> Requirement:
Every line of the data that contains the string "this" must be copied.
_____
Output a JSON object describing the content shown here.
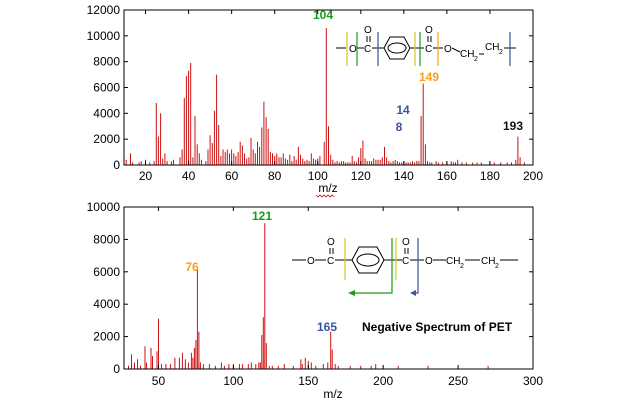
{
  "colors": {
    "spike": "#cc1111",
    "green": "#1a9a1a",
    "orange": "#f5a020",
    "blue": "#3a55a0",
    "black": "#111111",
    "yellow": "#d8c81a",
    "axis": "#000000"
  },
  "chart_data": [
    {
      "type": "bar",
      "xlabel": "m/z",
      "xlim": [
        10,
        200
      ],
      "ylim": [
        0,
        12000
      ],
      "xticks": [
        20,
        40,
        60,
        80,
        100,
        120,
        140,
        160,
        180,
        200
      ],
      "yticks": [
        0,
        2000,
        4000,
        6000,
        8000,
        10000,
        12000
      ],
      "labeled_peaks": [
        {
          "mz": 104,
          "intensity": 10600,
          "label": "104",
          "color": "green"
        },
        {
          "mz": 149,
          "intensity": 6300,
          "label": "149",
          "color": "orange"
        },
        {
          "mz": 148,
          "intensity": 3800,
          "label": "14",
          "label2": "8",
          "color": "blue"
        },
        {
          "mz": 193,
          "intensity": 2200,
          "label": "193",
          "color": "black"
        }
      ],
      "peaks": [
        [
          11,
          400
        ],
        [
          13,
          900
        ],
        [
          14,
          200
        ],
        [
          17,
          200
        ],
        [
          18,
          300
        ],
        [
          20,
          400
        ],
        [
          22,
          200
        ],
        [
          24,
          300
        ],
        [
          25,
          4800
        ],
        [
          26,
          2200
        ],
        [
          27,
          4000
        ],
        [
          28,
          500
        ],
        [
          29,
          900
        ],
        [
          30,
          300
        ],
        [
          32,
          300
        ],
        [
          33,
          400
        ],
        [
          36,
          600
        ],
        [
          37,
          1200
        ],
        [
          38,
          5200
        ],
        [
          39,
          6900
        ],
        [
          40,
          7300
        ],
        [
          41,
          7900
        ],
        [
          42,
          600
        ],
        [
          43,
          3800
        ],
        [
          44,
          1600
        ],
        [
          45,
          900
        ],
        [
          46,
          400
        ],
        [
          48,
          300
        ],
        [
          49,
          1200
        ],
        [
          50,
          2300
        ],
        [
          51,
          1700
        ],
        [
          52,
          4200
        ],
        [
          53,
          7000
        ],
        [
          54,
          3100
        ],
        [
          55,
          700
        ],
        [
          56,
          1200
        ],
        [
          57,
          1000
        ],
        [
          58,
          1200
        ],
        [
          59,
          900
        ],
        [
          60,
          1200
        ],
        [
          61,
          900
        ],
        [
          62,
          700
        ],
        [
          63,
          1000
        ],
        [
          64,
          1800
        ],
        [
          65,
          1500
        ],
        [
          66,
          900
        ],
        [
          67,
          500
        ],
        [
          68,
          600
        ],
        [
          69,
          2100
        ],
        [
          70,
          1200
        ],
        [
          71,
          900
        ],
        [
          72,
          1800
        ],
        [
          73,
          1400
        ],
        [
          74,
          2900
        ],
        [
          75,
          4900
        ],
        [
          76,
          3700
        ],
        [
          77,
          2800
        ],
        [
          78,
          1000
        ],
        [
          79,
          900
        ],
        [
          80,
          700
        ],
        [
          81,
          900
        ],
        [
          82,
          600
        ],
        [
          83,
          600
        ],
        [
          84,
          900
        ],
        [
          85,
          500
        ],
        [
          86,
          400
        ],
        [
          87,
          800
        ],
        [
          88,
          300
        ],
        [
          89,
          700
        ],
        [
          90,
          400
        ],
        [
          91,
          1400
        ],
        [
          92,
          800
        ],
        [
          93,
          500
        ],
        [
          94,
          300
        ],
        [
          95,
          400
        ],
        [
          96,
          300
        ],
        [
          97,
          900
        ],
        [
          98,
          500
        ],
        [
          99,
          400
        ],
        [
          100,
          500
        ],
        [
          101,
          700
        ],
        [
          103,
          1800
        ],
        [
          104,
          10600
        ],
        [
          105,
          3000
        ],
        [
          106,
          800
        ],
        [
          107,
          400
        ],
        [
          108,
          200
        ],
        [
          109,
          300
        ],
        [
          110,
          200
        ],
        [
          111,
          300
        ],
        [
          112,
          300
        ],
        [
          113,
          200
        ],
        [
          114,
          200
        ],
        [
          115,
          200
        ],
        [
          116,
          700
        ],
        [
          117,
          300
        ],
        [
          118,
          200
        ],
        [
          119,
          600
        ],
        [
          120,
          1300
        ],
        [
          121,
          1900
        ],
        [
          122,
          500
        ],
        [
          123,
          300
        ],
        [
          124,
          300
        ],
        [
          125,
          300
        ],
        [
          126,
          500
        ],
        [
          127,
          400
        ],
        [
          128,
          400
        ],
        [
          129,
          400
        ],
        [
          130,
          600
        ],
        [
          131,
          1400
        ],
        [
          132,
          600
        ],
        [
          133,
          300
        ],
        [
          134,
          200
        ],
        [
          135,
          300
        ],
        [
          136,
          400
        ],
        [
          137,
          300
        ],
        [
          138,
          200
        ],
        [
          139,
          200
        ],
        [
          140,
          300
        ],
        [
          141,
          200
        ],
        [
          142,
          200
        ],
        [
          143,
          200
        ],
        [
          144,
          300
        ],
        [
          145,
          200
        ],
        [
          146,
          300
        ],
        [
          147,
          300
        ],
        [
          148,
          3800
        ],
        [
          149,
          6300
        ],
        [
          150,
          1600
        ],
        [
          151,
          300
        ],
        [
          152,
          200
        ],
        [
          153,
          200
        ],
        [
          155,
          300
        ],
        [
          156,
          200
        ],
        [
          158,
          200
        ],
        [
          160,
          200
        ],
        [
          162,
          300
        ],
        [
          163,
          200
        ],
        [
          164,
          200
        ],
        [
          165,
          400
        ],
        [
          167,
          200
        ],
        [
          169,
          200
        ],
        [
          172,
          200
        ],
        [
          174,
          200
        ],
        [
          176,
          200
        ],
        [
          180,
          200
        ],
        [
          182,
          200
        ],
        [
          185,
          200
        ],
        [
          188,
          200
        ],
        [
          190,
          200
        ],
        [
          192,
          400
        ],
        [
          193,
          2200
        ],
        [
          194,
          600
        ],
        [
          196,
          200
        ]
      ]
    },
    {
      "type": "bar",
      "xlabel": "m/z",
      "xlim": [
        27,
        300
      ],
      "ylim": [
        0,
        10000
      ],
      "xticks": [
        50,
        100,
        150,
        200,
        250,
        300
      ],
      "yticks": [
        0,
        2000,
        4000,
        6000,
        8000,
        10000
      ],
      "labeled_peaks": [
        {
          "mz": 121,
          "intensity": 9000,
          "label": "121",
          "color": "green"
        },
        {
          "mz": 76,
          "intensity": 6300,
          "label": "76",
          "color": "orange"
        },
        {
          "mz": 165,
          "intensity": 2300,
          "label": "165",
          "color": "blue"
        }
      ],
      "annotation": "Negative Spectrum of PET",
      "peaks": [
        [
          30,
          200
        ],
        [
          32,
          900
        ],
        [
          34,
          400
        ],
        [
          36,
          600
        ],
        [
          38,
          200
        ],
        [
          41,
          1400
        ],
        [
          42,
          400
        ],
        [
          45,
          1300
        ],
        [
          46,
          800
        ],
        [
          49,
          1100
        ],
        [
          50,
          3100
        ],
        [
          52,
          300
        ],
        [
          55,
          300
        ],
        [
          58,
          300
        ],
        [
          61,
          700
        ],
        [
          64,
          700
        ],
        [
          66,
          1000
        ],
        [
          68,
          600
        ],
        [
          70,
          400
        ],
        [
          72,
          1000
        ],
        [
          73,
          700
        ],
        [
          74,
          1300
        ],
        [
          75,
          1800
        ],
        [
          76,
          6300
        ],
        [
          77,
          2300
        ],
        [
          78,
          400
        ],
        [
          80,
          300
        ],
        [
          84,
          300
        ],
        [
          88,
          200
        ],
        [
          92,
          400
        ],
        [
          94,
          200
        ],
        [
          97,
          300
        ],
        [
          100,
          300
        ],
        [
          104,
          300
        ],
        [
          106,
          300
        ],
        [
          110,
          300
        ],
        [
          112,
          400
        ],
        [
          115,
          300
        ],
        [
          117,
          400
        ],
        [
          118,
          400
        ],
        [
          119,
          2100
        ],
        [
          120,
          3200
        ],
        [
          121,
          9000
        ],
        [
          122,
          1600
        ],
        [
          124,
          200
        ],
        [
          126,
          200
        ],
        [
          130,
          200
        ],
        [
          134,
          300
        ],
        [
          140,
          200
        ],
        [
          145,
          600
        ],
        [
          146,
          300
        ],
        [
          148,
          700
        ],
        [
          150,
          500
        ],
        [
          152,
          400
        ],
        [
          155,
          200
        ],
        [
          160,
          300
        ],
        [
          163,
          400
        ],
        [
          165,
          2300
        ],
        [
          166,
          1200
        ],
        [
          168,
          300
        ],
        [
          170,
          200
        ],
        [
          178,
          200
        ],
        [
          185,
          200
        ],
        [
          192,
          200
        ],
        [
          195,
          300
        ],
        [
          210,
          200
        ],
        [
          230,
          200
        ],
        [
          270,
          200
        ]
      ]
    }
  ]
}
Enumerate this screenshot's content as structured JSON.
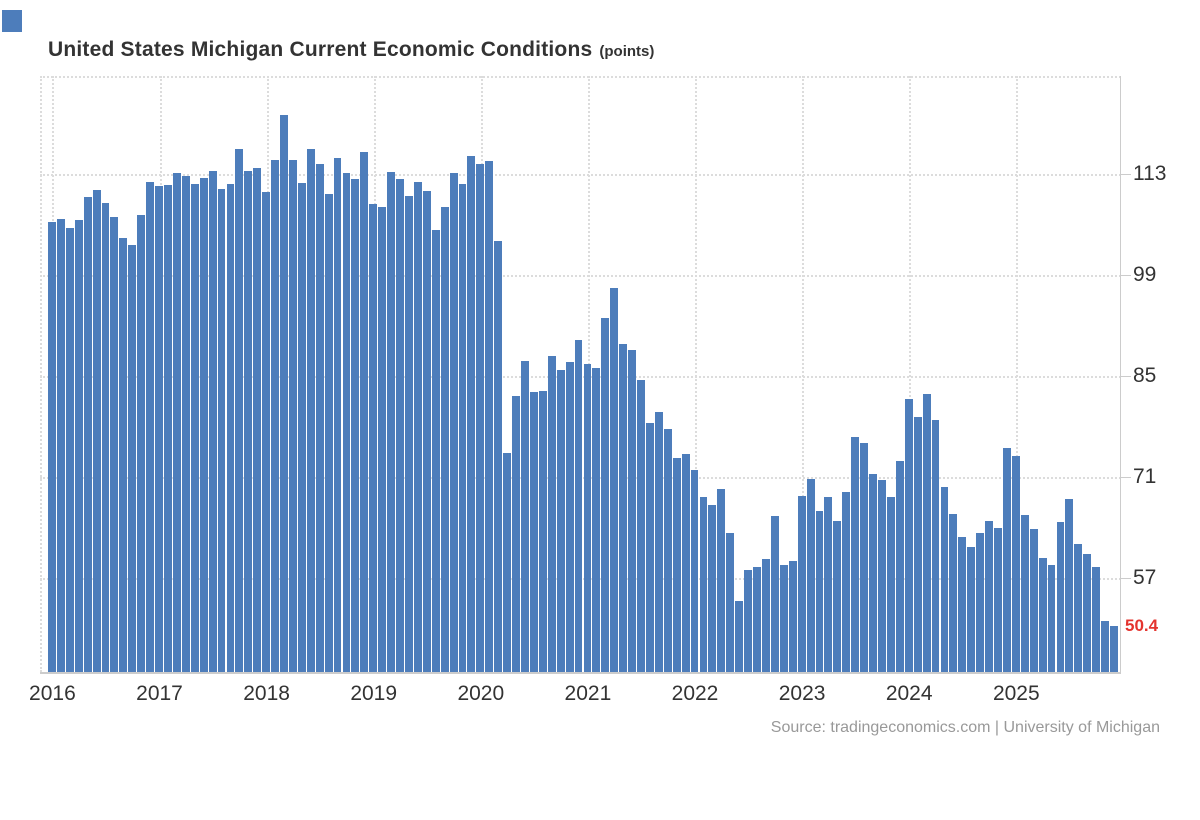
{
  "header": {
    "title": "United States Michigan Current Economic Conditions",
    "unit_label": "(points)"
  },
  "footer": {
    "source": "Source: tradingeconomics.com | University of Michigan"
  },
  "colors": {
    "bar": "#4d7dbb",
    "grid": "#dcdcdc",
    "axis_text": "#333333",
    "last_value_label": "#e4342f",
    "plot_border": "#cccccc",
    "source_text": "#999999"
  },
  "chart_data": {
    "type": "bar",
    "title": "United States Michigan Current Economic Conditions",
    "unit": "points",
    "frequency": "monthly",
    "start_month": "2016-01",
    "end_month": "2025-12",
    "values": [
      106.4,
      106.8,
      105.6,
      106.7,
      109.9,
      110.8,
      109.0,
      107.0,
      104.2,
      103.2,
      107.3,
      111.9,
      111.3,
      111.5,
      113.2,
      112.7,
      111.7,
      112.5,
      113.4,
      110.9,
      111.7,
      116.5,
      113.5,
      113.8,
      110.5,
      114.9,
      121.2,
      114.9,
      111.8,
      116.5,
      114.4,
      110.3,
      115.2,
      113.1,
      112.3,
      116.1,
      108.8,
      108.5,
      113.3,
      112.3,
      110.0,
      111.9,
      110.7,
      105.3,
      108.5,
      113.2,
      111.6,
      115.5,
      114.4,
      114.8,
      103.7,
      74.3,
      82.3,
      87.1,
      82.8,
      82.9,
      87.8,
      85.9,
      87.0,
      90.0,
      86.7,
      86.2,
      93.0,
      97.2,
      89.4,
      88.6,
      84.5,
      78.5,
      80.1,
      77.7,
      73.6,
      74.2,
      72.0,
      68.2,
      67.2,
      69.4,
      63.3,
      53.8,
      58.1,
      58.6,
      59.7,
      65.6,
      58.8,
      59.4,
      68.4,
      70.7,
      66.3,
      68.2,
      64.9,
      69.0,
      76.6,
      75.7,
      71.4,
      70.6,
      68.3,
      73.3,
      81.9,
      79.4,
      82.5,
      79.0,
      69.6,
      65.9,
      62.7,
      61.3,
      63.3,
      64.9,
      63.9,
      75.1,
      74.0,
      65.7,
      63.8,
      59.8,
      58.9,
      64.8,
      68.0,
      61.7,
      60.4,
      58.6,
      51.1,
      50.4
    ],
    "x_tick_labels": [
      "2016",
      "2017",
      "2018",
      "2019",
      "2020",
      "2021",
      "2022",
      "2023",
      "2024",
      "2025"
    ],
    "y_tick_labels": [
      "57",
      "71",
      "85",
      "99",
      "113"
    ],
    "y_tick_values": [
      57,
      71,
      85,
      99,
      113
    ],
    "y_axis_range": [
      44,
      126.6
    ],
    "last_value": "50.4",
    "grid": "dotted",
    "legend": "none",
    "bar_color": "#4d7dbb"
  }
}
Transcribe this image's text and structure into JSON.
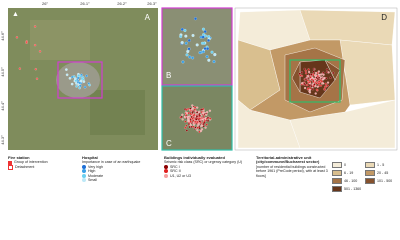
{
  "panels": {
    "a": "A",
    "b": "B",
    "c": "C",
    "d": "D"
  },
  "axes": {
    "top": [
      "26°",
      "26.1°",
      "26.2°",
      "26.3°"
    ],
    "left": [
      "44.6°",
      "44.5°",
      "44.4°",
      "44.3°"
    ]
  },
  "legend": {
    "fire_station": {
      "title": "Fire station",
      "items": [
        "Group of intervention",
        "Detachment"
      ]
    },
    "hospital": {
      "title": "Hospital",
      "subtitle": "Importance in case of an earthquake",
      "items": [
        "Very high",
        "High",
        "Moderate",
        "Small"
      ]
    },
    "buildings": {
      "title": "Buildings individually evaluated",
      "subtitle": "Seismic risk class (SRC) or urgency category (U)",
      "items": [
        "SRC I",
        "SRC II",
        "U1, U2 or U3"
      ]
    },
    "territorial": {
      "title": "Territorial-administrative unit (city/commune/Bucharest sector)",
      "subtitle": "[number of residential buildings constructed before 1961 (PreCode period), with at least 3 floors]",
      "classes": [
        {
          "label": "0",
          "color": "#f4ecd9"
        },
        {
          "label": "1 - 5",
          "color": "#ead9b6"
        },
        {
          "label": "6 - 19",
          "color": "#d9bf8f"
        },
        {
          "label": "20 - 45",
          "color": "#c29966"
        },
        {
          "label": "46 - 100",
          "color": "#a57447"
        },
        {
          "label": "101 - 500",
          "color": "#86522e"
        },
        {
          "label": "501 - 1360",
          "color": "#66361b"
        }
      ]
    }
  }
}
_____
> Correct output:
Enumerate this screenshot's content as structured JSON.
Transcribe this image's text and structure into JSON.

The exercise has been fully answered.